▸ Given problem
The entries below contain pictures. Retype everything except those pictures, exactly as given.
# start of Working data
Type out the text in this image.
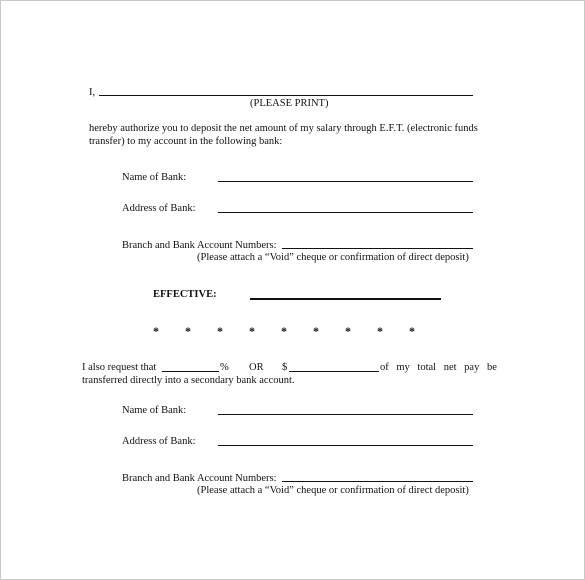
I,
(PLEASE PRINT)
hereby authorize you to deposit the net amount of my salary through E.F.T. (electronic funds
transfer) to my account in the following bank:
Name of Bank:
Address of Bank:
Branch and Bank Account Numbers:
(Please attach a “Void” cheque or confirmation of direct deposit)
EFFECTIVE:
* * * * * * * * *
I also request that	% OR $	of my total net pay be
transferred directly into a secondary bank account.
Name of Bank:
Address of Bank:
Branch and Bank Account Numbers:
(Please attach a “Void” cheque or confirmation of direct deposit)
# end of Working data
▸ Written solution
Type out the text in this image.
I,
(PLEASE PRINT)
hereby authorize you to deposit the net amount of my salary through E.F.T. (electronic funds
transfer) to my account in the following bank:
Name of Bank:
Address of Bank:
Branch and Bank Account Numbers:
(Please attach a “Void” cheque or confirmation of direct deposit)
EFFECTIVE:
* * * * * * * * *
I also request that	% OR $	of my total net pay be
transferred directly into a secondary bank account.
Name of Bank:
Address of Bank:
Branch and Bank Account Numbers:
(Please attach a “Void” cheque or confirmation of direct deposit)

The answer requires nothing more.